[Records from a data collection]

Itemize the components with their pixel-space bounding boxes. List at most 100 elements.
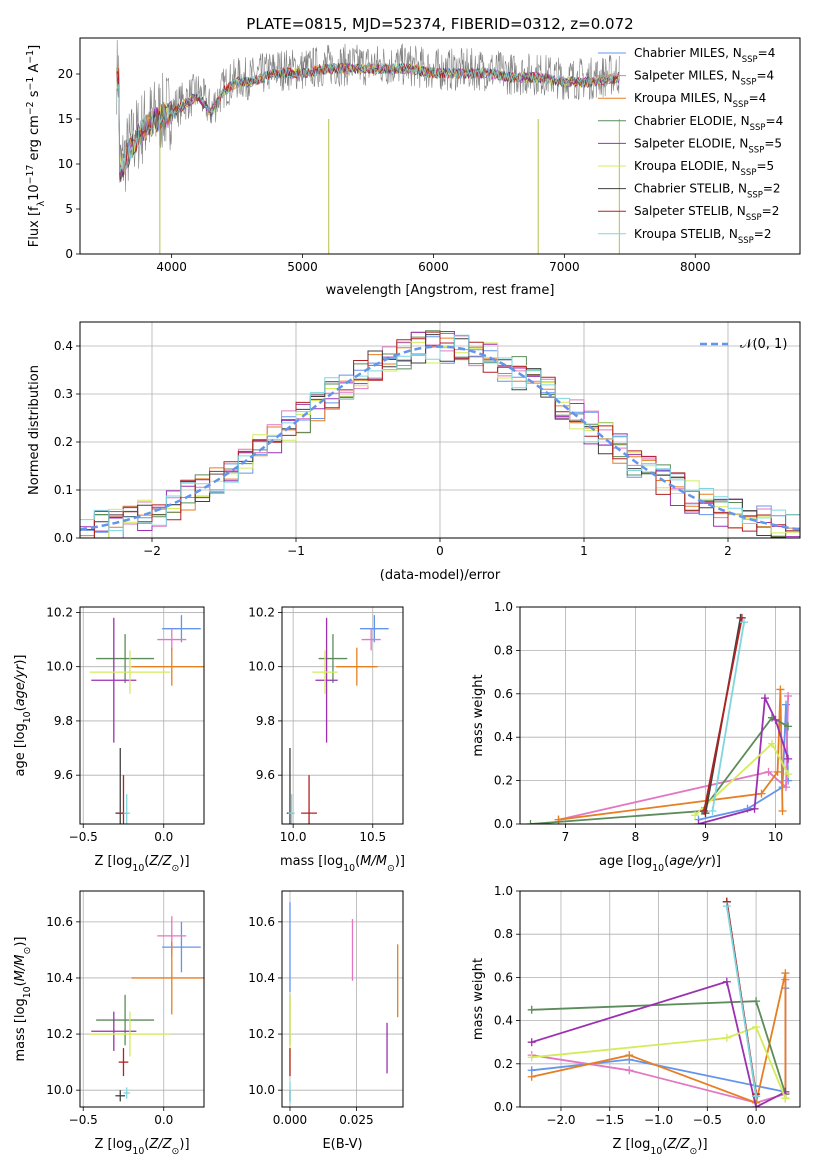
y-tick-label: 0.2 — [494, 774, 513, 788]
y-axis-label: Flux [fλ10−17 erg cm−2 s−1 A−1] — [25, 45, 47, 247]
mass-weight-line — [531, 1025, 787, 1099]
label-part: 10 — [650, 1146, 662, 1157]
histogram-series — [80, 330, 800, 538]
x-tick-label: 0.0 — [154, 830, 173, 844]
mass-weight-marker — [752, 1103, 761, 1107]
label-part: ⊙ — [172, 863, 180, 874]
label-part: −2 — [25, 101, 36, 115]
legend-label-value: =4 — [749, 91, 767, 105]
axes-frame — [519, 890, 801, 1108]
mass-weight-marker — [694, 820, 703, 824]
mass-weight-marker — [776, 685, 785, 694]
legend-label: 𝒩(0, 1) — [740, 337, 787, 352]
label-part: ] — [27, 45, 42, 50]
y-tick-label: 1.0 — [494, 600, 513, 614]
label-part: 10 — [22, 711, 33, 723]
gaussian-curve — [80, 345, 800, 531]
y-tick-label: 0.3 — [54, 387, 73, 401]
errorbar-points — [286, 615, 389, 824]
label-part: ⊙ — [387, 863, 395, 874]
label-part: 10 — [132, 863, 144, 874]
y-tick-label: 10.0 — [46, 660, 73, 674]
mass-weight-line — [531, 980, 786, 1107]
mass-weight-marker — [691, 811, 699, 820]
x-tick-label: −2.0 — [546, 1113, 575, 1127]
mass-weight-marker — [527, 1072, 536, 1081]
mass-weight-marker — [761, 694, 769, 703]
y-tick-label: 15 — [58, 112, 73, 126]
y-tick-label: 20 — [58, 67, 73, 81]
legend-label-main: Kroupa ELODIE, N — [634, 159, 741, 173]
legend: 𝒩(0, 1) — [700, 337, 787, 352]
mass-weight-marker — [740, 618, 748, 627]
x-axis-label: E(B-V) — [322, 1137, 362, 1152]
mass-weight-marker — [778, 806, 787, 815]
histogram-step — [80, 331, 800, 538]
label-part: )] — [13, 937, 28, 947]
mass-weight-marker — [722, 977, 731, 986]
mass-weight-marker — [722, 1033, 731, 1042]
x-tick-label: 0.025 — [339, 1113, 373, 1127]
axes-frame — [79, 606, 205, 825]
mass-weight-marker — [752, 997, 761, 1006]
mass-weight-marker — [708, 806, 717, 815]
mass-weight-marker — [722, 902, 731, 911]
y-tick-label: 0.4 — [54, 339, 73, 353]
label-part: M/M — [13, 955, 28, 982]
x-axis-label: Z [log10(Z/Z⊙)] — [612, 1137, 707, 1157]
y-tick-label: 0.0 — [494, 817, 513, 831]
label-part: ( — [664, 854, 669, 869]
legend-label: Chabrier ELODIE, NSSP=4 — [634, 114, 783, 133]
y-tick-label: 0.8 — [494, 643, 513, 657]
legend-label-value: =4 — [758, 46, 776, 60]
x-axis-label: wavelength [Angstrom, rest frame] — [326, 283, 555, 298]
label-part: erg cm — [27, 115, 42, 164]
x-tick-label: 0.0 — [154, 1113, 173, 1127]
x-tick-label: −0.5 — [693, 1113, 722, 1127]
mass-weight-marker — [784, 770, 793, 779]
y-tick-label: 0.6 — [494, 970, 513, 984]
label-part: A — [27, 64, 42, 77]
label-part: ( — [144, 1137, 149, 1152]
label-part: −1 — [25, 77, 36, 91]
mass-weight-marker — [768, 739, 776, 748]
y-tick-label: 10.4 — [248, 971, 275, 985]
mass-weight-marker — [737, 613, 746, 622]
y-tick-label: 10.2 — [248, 605, 275, 619]
y-tick-label: 9.8 — [54, 714, 73, 728]
legend-label-sub: SSP — [741, 168, 757, 178]
x-tick-label: 8 — [632, 830, 640, 844]
x-tick-label: −0.5 — [69, 1113, 98, 1127]
label-part: Z [log — [94, 1137, 132, 1152]
mass-weight-line — [711, 622, 745, 812]
label-part: )] — [13, 654, 28, 664]
x-tick-label: −2 — [143, 544, 161, 558]
x-tick-label: 10.0 — [280, 830, 307, 844]
y-axis-label: age [log10(age/yr)] — [13, 654, 33, 776]
label-part: ⊙ — [690, 1146, 698, 1157]
label-part: s — [27, 90, 42, 101]
y-tick-label: 0.8 — [494, 927, 513, 941]
label-part: Z [log — [94, 854, 132, 869]
y-tick-label: 10 — [58, 157, 73, 171]
mass-weight-marker — [700, 806, 709, 815]
y-tick-label: 10.0 — [46, 1083, 73, 1097]
label-part: ( — [355, 854, 360, 869]
legend-label-sub: SSP — [747, 191, 763, 201]
x-tick-label: 0.0 — [747, 1113, 766, 1127]
y-tick-label: 9.8 — [256, 714, 275, 728]
label-part: 10 — [343, 863, 355, 874]
label-part: Z [log — [612, 1137, 650, 1152]
y-tick-label: 10.2 — [46, 1027, 73, 1041]
mass-weight-marker — [625, 1051, 634, 1060]
label-part: )] — [711, 854, 721, 869]
x-axis-label: mass [log10(M/M⊙)] — [280, 854, 405, 874]
mass-weight-series — [527, 897, 790, 1107]
y-tick-label: 0.6 — [494, 687, 513, 701]
x-tick-label: 10.5 — [359, 830, 386, 844]
label-part: age/yr — [13, 663, 28, 706]
figure-title: PLATE=0815, MJD=52374, FIBERID=0312, z=0… — [246, 15, 633, 33]
mass-weight-marker — [771, 715, 780, 724]
label-part: mass [log — [13, 998, 28, 1061]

Brief:
Lay out every line of the listing above as a JSON list of strings, one string per line, skipping blank lines. Leave the pictures out of the answer.

Response to the exercise:
[
  "Itemize the components with their pixel-space bounding boxes. List at most 100 elements.",
  "y-tick-label: 0.2 — [494, 774, 513, 788]",
  "y-axis-label: Flux [fλ10−17 erg cm−2 s−1 A−1] — [25, 45, 47, 247]",
  "mass-weight-line — [531, 1025, 787, 1099]",
  "label-part: 10 — [650, 1146, 662, 1157]",
  "histogram-series — [80, 330, 800, 538]",
  "x-tick-label: 0.0 — [154, 830, 173, 844]",
  "mass-weight-marker — [752, 1103, 761, 1107]",
  "label-part: ⊙ — [172, 863, 180, 874]",
  "label-part: −2 — [25, 101, 36, 115]",
  "legend-label-value: =4 — [749, 91, 767, 105]",
  "axes-frame — [519, 890, 801, 1108]",
  "mass-weight-marker — [694, 820, 703, 824]",
  "mass-weight-marker — [776, 685, 785, 694]",
  "legend-label: 𝒩(0, 1) — [740, 337, 787, 352]",
  "label-part: ] — [27, 45, 42, 50]",
  "y-tick-label: 1.0 — [494, 600, 513, 614]",
  "label-part: 10 — [22, 711, 33, 723]",
  "gaussian-curve — [80, 345, 800, 531]",
  "y-tick-label: 0.3 — [54, 387, 73, 401]",
  "errorbar-points — [286, 615, 389, 824]",
  "label-part: ⊙ — [387, 863, 395, 874]",
  "label-part: 10 — [132, 863, 144, 874]",
  "y-tick-label: 10.0 — [46, 660, 73, 674]",
  "mass-weight-line — [531, 980, 786, 1107]",
  "mass-weight-marker — [691, 811, 699, 820]",
  "x-tick-label: −2.0 — [546, 1113, 575, 1127]",
  "mass-weight-marker — [527, 1072, 536, 1081]",
  "mass-weight-marker — [761, 694, 769, 703]",
  "y-tick-label: 15 — [58, 112, 73, 126]",
  "y-tick-label: 20 — [58, 67, 73, 81]",
  "legend-label-main: Kroupa ELODIE, N — [634, 159, 741, 173]",
  "legend: 𝒩(0, 1) — [700, 337, 787, 352]",
  "mass-weight-marker — [740, 618, 748, 627]",
  "x-axis-label: E(B-V) — [322, 1137, 362, 1152]",
  "mass-weight-marker — [778, 806, 787, 815]",
  "histogram-step — [80, 331, 800, 538]",
  "label-part: )] — [13, 937, 28, 947]",
  "mass-weight-marker — [722, 977, 731, 986]",
  "mass-weight-marker — [722, 1033, 731, 1042]",
  "x-tick-label: 0.025 — [339, 1113, 373, 1127]",
  "axes-frame — [79, 606, 205, 825]",
  "mass-weight-marker — [752, 997, 761, 1006]",
  "mass-weight-marker — [708, 806, 717, 815]",
  "mass-weight-marker — [722, 902, 731, 911]",
  "y-tick-label: 0.4 — [54, 339, 73, 353]",
  "label-part: M/M — [13, 955, 28, 982]",
  "x-axis-label: Z [log10(Z/Z⊙)] — [612, 1137, 707, 1157]",
  "y-tick-label: 0.0 — [494, 817, 513, 831]",
  "label-part: ( — [664, 854, 669, 869]",
  "legend-label: Chabrier ELODIE, NSSP=4 — [634, 114, 783, 133]",
  "y-tick-label: 0.8 — [494, 643, 513, 657]",
  "legend-label-value: =4 — [758, 46, 776, 60]",
  "x-axis-label: wavelength [Angstrom, rest frame] — [326, 283, 555, 298]",
  "label-part: erg cm — [27, 115, 42, 164]",
  "x-tick-label: 0.0 — [154, 1113, 173, 1127]",
  "x-tick-label: −0.5 — [693, 1113, 722, 1127]",
  "mass-weight-marker — [784, 770, 793, 779]",
  "y-tick-label: 0.6 — [494, 970, 513, 984]",
  "label-part: A — [27, 64, 42, 77]",
  "label-part: ( — [144, 1137, 149, 1152]",
  "label-part: −1 — [25, 77, 36, 91]",
  "mass-weight-marker — [768, 739, 776, 748]",
  "y-tick-label: 10.4 — [248, 971, 275, 985]",
  "mass-weight-marker — [737, 613, 746, 622]",
  "y-tick-label: 10.2 — [248, 605, 275, 619]",
  "y-tick-label: 9.8 — [54, 714, 73, 728]",
  "legend-label-sub: SSP — [741, 168, 757, 178]",
  "x-tick-label: 8 — [632, 830, 640, 844]",
  "x-tick-label: −0.5 — [69, 1113, 98, 1127]",
  "label-part: Z [log — [94, 1137, 132, 1152]",
  "mass-weight-line — [711, 622, 745, 812]",
  "label-part: )] — [13, 654, 28, 664]",
  "x-tick-label: −2 — [143, 544, 161, 558]",
  "x-tick-label: 10.0 — [280, 830, 307, 844]",
  "y-axis-label: age [log10(age/yr)] — [13, 654, 33, 776]",
  "label-part: ⊙ — [690, 1146, 698, 1157]",
  "label-part: s — [27, 90, 42, 101]",
  "y-tick-label: 0.8 — [494, 927, 513, 941]",
  "label-part: Z [log — [94, 854, 132, 869]",
  "y-tick-label: 10 — [58, 157, 73, 171]",
  "mass-weight-marker — [700, 806, 709, 815]",
  "y-tick-label: 10.0 — [46, 1083, 73, 1097]",
  "label-part: ( — [355, 854, 360, 869]",
  "legend-label-sub: SSP — [747, 191, 763, 201]",
  "x-tick-label: 0.0 — [747, 1113, 766, 1127]",
  "y-tick-label: 9.8 — [256, 714, 275, 728]",
  "label-part: 10 — [343, 863, 355, 874]",
  "label-part: Z [log — [612, 1137, 650, 1152]",
  "y-tick-label: 10.2 — [46, 1027, 73, 1041]",
  "mass-weight-marker — [625, 1051, 634, 1060]",
  "label-part: )] — [711, 854, 721, 869]",
  "x-axis-label: mass [log10(M/M⊙)] — [280, 854, 405, 874]",
  "mass-weight-series — [527, 897, 790, 1107]",
  "y-tick-label: 0.6 — [494, 687, 513, 701]",
  "x-tick-label: 10.5 — [359, 830, 386, 844]",
  "label-part: age/yr — [13, 663, 28, 706]",
  "figure-title: PLATE=0815, MJD=52374, FIBERID=0312, z=0… — [246, 15, 633, 33]",
  "mass-weight-marker — [771, 715, 780, 724]",
  "label-part: mass [log — [13, 998, 28, 1061]"
]